EXERCISE DATA>
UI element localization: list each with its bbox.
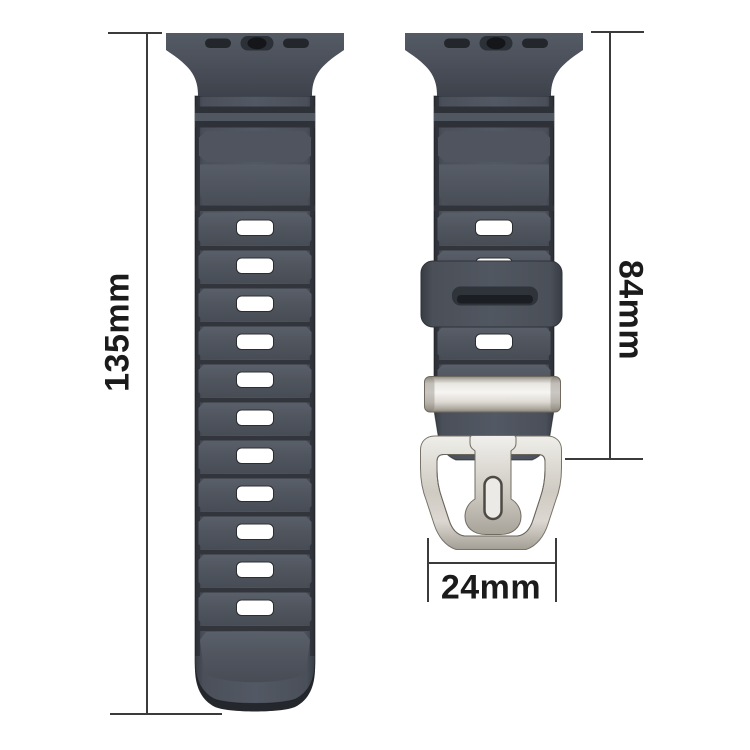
long-strap — [166, 33, 344, 712]
dim-line-long-strap-vertical — [146, 33, 148, 715]
dim-tick-short-strap-top — [591, 31, 644, 33]
keeper-loop — [421, 261, 562, 327]
dim-tick-short-strap-bottom — [565, 458, 643, 460]
dim-label-long-strap-length: 135mm — [99, 272, 138, 392]
lug-slot-left — [444, 39, 470, 49]
lug-slot-right — [283, 39, 309, 49]
dim-label-buckle-width: 24mm — [441, 569, 541, 608]
metal-loop — [425, 377, 561, 413]
tang-slot — [485, 477, 502, 519]
lug-slot-right — [522, 39, 548, 49]
short-strap — [405, 33, 583, 550]
dim-tick-long-strap-top — [108, 32, 162, 34]
dim-tick-buckle-right — [555, 538, 557, 602]
dim-label-short-strap-length: 84mm — [611, 260, 650, 360]
dim-tick-buckle-left — [427, 538, 429, 602]
dim-line-short-strap-vertical — [609, 31, 611, 459]
product-dimension-diagram: 135mm 84mm 24mm — [0, 0, 750, 750]
dim-line-buckle-horizontal — [427, 562, 557, 564]
lug-slot-left — [205, 39, 231, 49]
dim-tick-long-strap-bottom — [110, 713, 222, 715]
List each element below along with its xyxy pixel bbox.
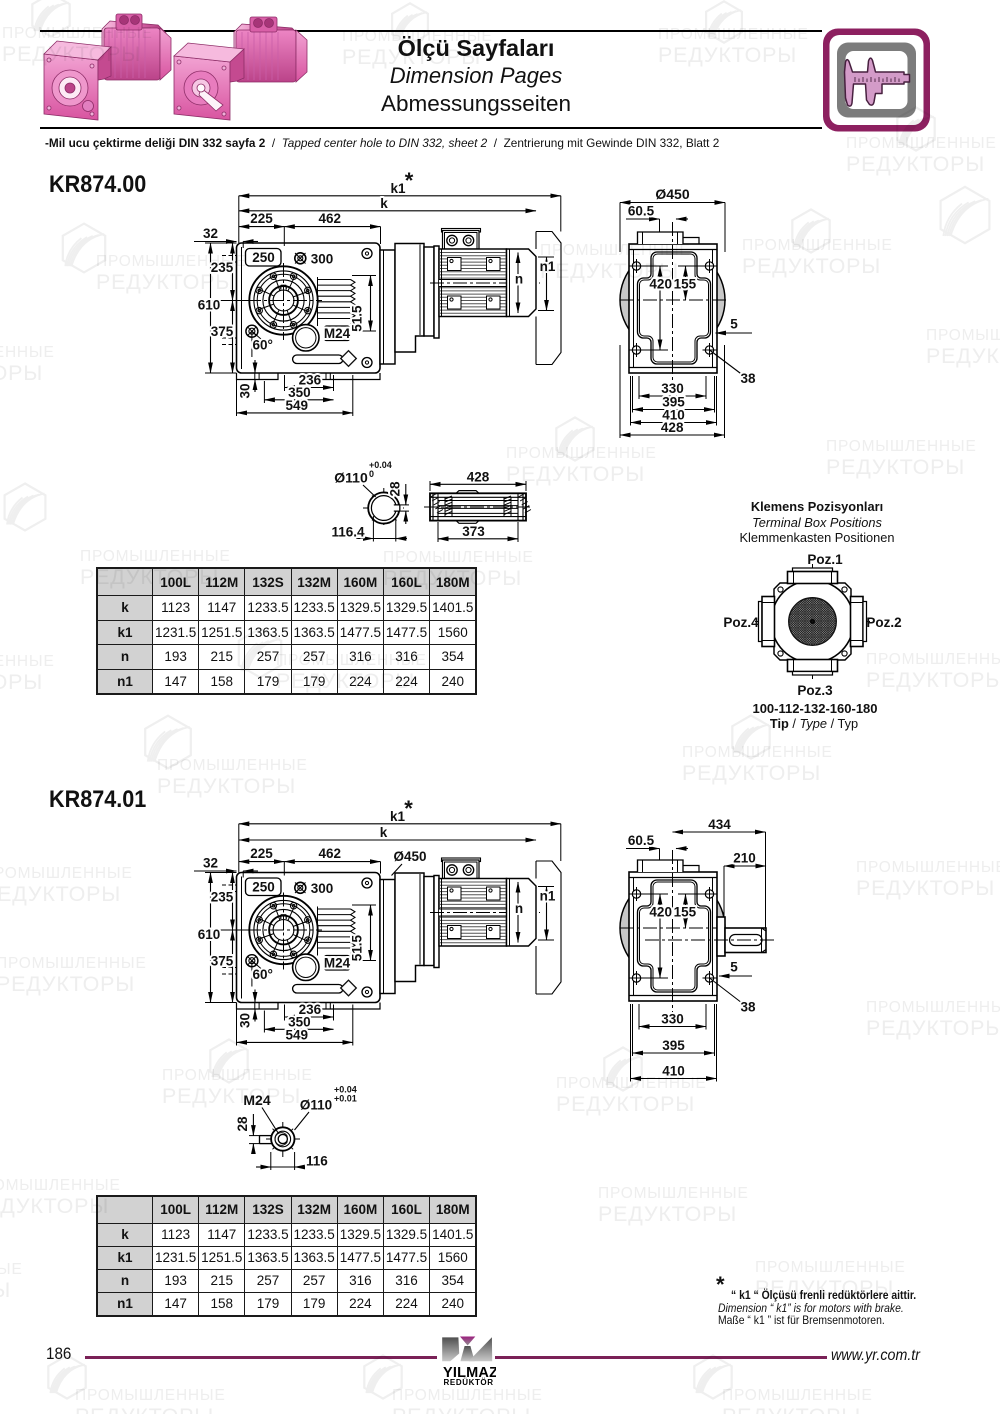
svg-text:30: 30 — [238, 1013, 253, 1028]
svg-text:*: * — [405, 168, 414, 193]
svg-text:375: 375 — [211, 324, 234, 339]
svg-text:610: 610 — [198, 927, 221, 942]
svg-text:k: k — [380, 196, 388, 211]
svg-text:420: 420 — [649, 905, 672, 920]
svg-text:51.5: 51.5 — [350, 305, 365, 332]
svg-text:610: 610 — [198, 298, 221, 313]
svg-text:434: 434 — [708, 817, 731, 832]
svg-text:Ø110: Ø110 — [300, 1098, 332, 1113]
svg-text:250: 250 — [252, 880, 275, 895]
svg-text:235: 235 — [211, 890, 234, 905]
svg-text:462: 462 — [319, 846, 342, 861]
svg-text:428: 428 — [467, 469, 490, 484]
svg-text:462: 462 — [319, 211, 342, 226]
svg-text:51.5: 51.5 — [350, 934, 365, 961]
svg-text:549: 549 — [286, 398, 309, 413]
svg-text:n1: n1 — [540, 889, 556, 904]
svg-text:k1: k1 — [390, 809, 406, 824]
svg-text:60.5: 60.5 — [628, 204, 655, 219]
svg-text:REDÜKTÖR: REDÜKTÖR — [444, 1378, 494, 1386]
svg-text:k1: k1 — [390, 181, 406, 196]
svg-text:38: 38 — [740, 371, 756, 386]
svg-text:*: * — [404, 796, 413, 821]
svg-text:Ø450: Ø450 — [655, 186, 689, 202]
svg-text:549: 549 — [286, 1028, 309, 1043]
svg-text:428: 428 — [661, 420, 684, 435]
svg-text:300: 300 — [311, 881, 334, 896]
svg-text:28: 28 — [235, 1116, 250, 1132]
svg-text:M24: M24 — [324, 326, 351, 341]
svg-text:250: 250 — [252, 250, 275, 265]
svg-text:+0.01: +0.01 — [334, 1094, 357, 1104]
svg-text:k: k — [380, 825, 388, 840]
svg-text:30: 30 — [238, 383, 253, 398]
svg-text:M24: M24 — [243, 1092, 270, 1108]
svg-text:60.5: 60.5 — [628, 833, 655, 848]
svg-text:n: n — [515, 901, 523, 916]
svg-text:n1: n1 — [540, 259, 556, 274]
svg-text:210: 210 — [733, 851, 756, 866]
svg-text:32: 32 — [203, 226, 218, 241]
svg-text:300: 300 — [311, 252, 334, 267]
svg-text:0: 0 — [369, 469, 374, 479]
svg-text:225: 225 — [250, 211, 273, 226]
svg-text:155: 155 — [674, 277, 697, 292]
svg-text:28: 28 — [388, 481, 403, 497]
svg-text:330: 330 — [661, 1012, 684, 1027]
svg-text:5: 5 — [730, 317, 738, 332]
svg-text:420: 420 — [649, 277, 672, 292]
svg-text:n: n — [515, 272, 523, 287]
svg-text:225: 225 — [250, 846, 273, 861]
svg-text:235: 235 — [211, 260, 234, 275]
svg-text:M24: M24 — [324, 955, 351, 970]
svg-text:373: 373 — [462, 524, 485, 539]
svg-text:155: 155 — [674, 905, 697, 920]
svg-text:Ø450: Ø450 — [393, 849, 426, 864]
svg-text:375: 375 — [211, 954, 234, 969]
svg-text:Ø110: Ø110 — [334, 470, 368, 486]
svg-text:395: 395 — [662, 1038, 685, 1053]
svg-text:5: 5 — [730, 960, 738, 975]
svg-text:32: 32 — [203, 856, 218, 871]
svg-text:60°: 60° — [253, 338, 273, 353]
svg-text:38: 38 — [740, 1000, 756, 1015]
svg-text:116.4: 116.4 — [331, 525, 365, 540]
svg-text:60°: 60° — [253, 967, 273, 982]
svg-text:410: 410 — [662, 1064, 685, 1079]
svg-text:116: 116 — [306, 1154, 328, 1169]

OBJECTIVE>
Rewrite all of the material above, changing "metal-loop" to "metal-ring" and keeping everything else the same. Leave the pictures out.

EXPECTED ANSWER>
UI element localization: list each with its bbox.
long-strap — [166, 33, 344, 712]
dim-line-long-strap-vertical — [146, 33, 148, 715]
dim-tick-short-strap-top — [591, 31, 644, 33]
keeper-loop — [421, 261, 562, 327]
dim-tick-short-strap-bottom — [565, 458, 643, 460]
dim-label-long-strap-length: 135mm — [99, 272, 138, 392]
lug-slot-left — [444, 39, 470, 49]
lug-slot-right — [283, 39, 309, 49]
dim-label-buckle-width: 24mm — [441, 569, 541, 608]
metal-ring — [425, 377, 561, 413]
tang-slot — [485, 477, 502, 519]
lug-slot-right — [522, 39, 548, 49]
short-strap — [405, 33, 583, 550]
dim-tick-long-strap-top — [108, 32, 162, 34]
dim-tick-buckle-right — [555, 538, 557, 602]
dim-label-short-strap-length: 84mm — [611, 260, 650, 360]
dim-tick-buckle-left — [427, 538, 429, 602]
dim-line-short-strap-vertical — [609, 31, 611, 459]
product-dimension-diagram: 135mm 84mm 24mm — [0, 0, 750, 750]
dim-line-buckle-horizontal — [427, 562, 557, 564]
lug-slot-left — [205, 39, 231, 49]
dim-tick-long-strap-bottom — [110, 713, 222, 715]
List each element below along with its xyxy pixel bbox.
svg-text:30: 30 — [238, 1013, 253, 1028]
svg-text:*: * — [405, 168, 414, 193]
svg-text:375: 375 — [211, 324, 234, 339]
svg-text:610: 610 — [198, 927, 221, 942]
svg-text:k: k — [380, 196, 388, 211]
svg-text:420: 420 — [649, 905, 672, 920]
svg-text:51.5: 51.5 — [350, 305, 365, 332]
svg-text:610: 610 — [198, 298, 221, 313]
svg-text:434: 434 — [708, 817, 731, 832]
svg-text:Ø110: Ø110 — [300, 1098, 332, 1113]
svg-text:250: 250 — [252, 880, 275, 895]
svg-text:235: 235 — [211, 890, 234, 905]
svg-text:462: 462 — [319, 846, 342, 861]
svg-text:428: 428 — [467, 469, 490, 484]
svg-text:462: 462 — [319, 211, 342, 226]
svg-text:51.5: 51.5 — [350, 934, 365, 961]
svg-text:549: 549 — [286, 398, 309, 413]
svg-text:n1: n1 — [540, 889, 556, 904]
svg-text:k1: k1 — [390, 809, 406, 824]
svg-text:60.5: 60.5 — [628, 204, 655, 219]
svg-text:REDÜKTÖR: REDÜKTÖR — [444, 1378, 494, 1386]
svg-text:k1: k1 — [390, 181, 406, 196]
svg-text:38: 38 — [740, 371, 756, 386]
svg-text:*: * — [404, 796, 413, 821]
svg-text:Ø450: Ø450 — [655, 186, 689, 202]
svg-text:549: 549 — [286, 1028, 309, 1043]
svg-text:428: 428 — [661, 420, 684, 435]
svg-text:300: 300 — [311, 881, 334, 896]
svg-text:28: 28 — [235, 1116, 250, 1132]
svg-text:M24: M24 — [324, 326, 351, 341]
svg-text:250: 250 — [252, 250, 275, 265]
svg-text:+0.01: +0.01 — [334, 1094, 357, 1104]
svg-text:k: k — [380, 825, 388, 840]
svg-text:30: 30 — [238, 383, 253, 398]
svg-text:M24: M24 — [243, 1092, 270, 1108]
svg-text:60.5: 60.5 — [628, 833, 655, 848]
svg-text:n: n — [515, 901, 523, 916]
svg-text:n1: n1 — [540, 259, 556, 274]
svg-text:210: 210 — [733, 851, 756, 866]
svg-text:32: 32 — [203, 226, 218, 241]
svg-text:300: 300 — [311, 252, 334, 267]
svg-text:0: 0 — [369, 469, 374, 479]
svg-text:225: 225 — [250, 211, 273, 226]
svg-text:155: 155 — [674, 277, 697, 292]
svg-text:28: 28 — [388, 481, 403, 497]
svg-text:330: 330 — [661, 1012, 684, 1027]
svg-text:5: 5 — [730, 317, 738, 332]
svg-text:420: 420 — [649, 277, 672, 292]
svg-text:n: n — [515, 272, 523, 287]
svg-text:225: 225 — [250, 846, 273, 861]
svg-text:235: 235 — [211, 260, 234, 275]
svg-text:M24: M24 — [324, 955, 351, 970]
svg-text:373: 373 — [462, 524, 485, 539]
svg-text:155: 155 — [674, 905, 697, 920]
svg-text:Ø450: Ø450 — [393, 849, 426, 864]
svg-text:375: 375 — [211, 954, 234, 969]
svg-text:Ø110: Ø110 — [334, 470, 368, 486]
svg-text:395: 395 — [662, 1038, 685, 1053]
svg-text:5: 5 — [730, 960, 738, 975]
svg-text:32: 32 — [203, 856, 218, 871]
svg-text:60°: 60° — [253, 338, 273, 353]
svg-text:38: 38 — [740, 1000, 756, 1015]
svg-text:116.4: 116.4 — [331, 525, 365, 540]
svg-text:60°: 60° — [253, 967, 273, 982]
svg-text:410: 410 — [662, 1064, 685, 1079]
svg-text:116: 116 — [306, 1154, 328, 1169]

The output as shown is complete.